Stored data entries
--------------------------------

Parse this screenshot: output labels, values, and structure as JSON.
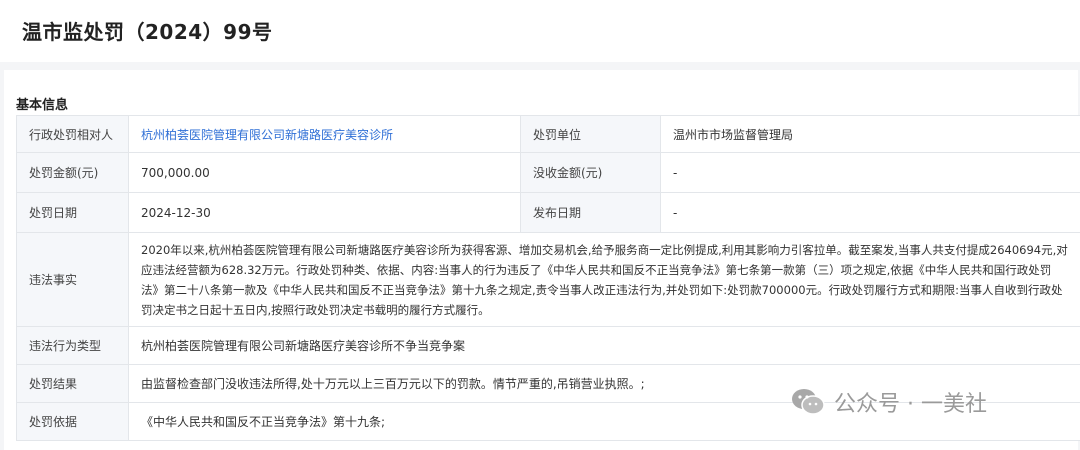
{
  "header": {
    "title": "温市监处罚（2024）99号"
  },
  "section": {
    "title": "基本信息"
  },
  "rows": {
    "party_label": "行政处罚相对人",
    "party_value": "杭州柏荟医院管理有限公司新塘路医疗美容诊所",
    "authority_label": "处罚单位",
    "authority_value": "温州市市场监督管理局",
    "amount_label": "处罚金额(元)",
    "amount_value": "700,000.00",
    "confiscation_label": "没收金额(元)",
    "confiscation_value": "-",
    "date_label": "处罚日期",
    "date_value": "2024-12-30",
    "publish_label": "发布日期",
    "publish_value": "-",
    "facts_label": "违法事实",
    "facts_value": "2020年以来,杭州柏荟医院管理有限公司新塘路医疗美容诊所为获得客源、增加交易机会,给予服务商一定比例提成,利用其影响力引客拉单。截至案发,当事人共支付提成2640694元,对应违法经营额为628.32万元。行政处罚种类、依据、内容:当事人的行为违反了《中华人民共和国反不正当竞争法》第七条第一款第（三）项之规定,依据《中华人民共和国行政处罚法》第二十八条第一款及《中华人民共和国反不正当竞争法》第十九条之规定,责令当事人改正违法行为,并处罚如下:处罚款700000元。行政处罚履行方式和期限:当事人自收到行政处罚决定书之日起十五日内,按照行政处罚决定书载明的履行方式履行。",
    "type_label": "违法行为类型",
    "type_value": "杭州柏荟医院管理有限公司新塘路医疗美容诊所不争当竞争案",
    "result_label": "处罚结果",
    "result_value": "由监督检查部门没收违法所得,处十万元以上三百万元以下的罚款。情节严重的,吊销营业执照。;",
    "basis_label": "处罚依据",
    "basis_value": "《中华人民共和国反不正当竞争法》第十九条;"
  },
  "watermark": {
    "text": "公众号 · 一美社",
    "icon": "wechat-icon"
  }
}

--------------------------------

Scan the material above and determine how many lines include the word "中华人民共和国反不正当竞争法"; report only the number.

# Exercise result:
2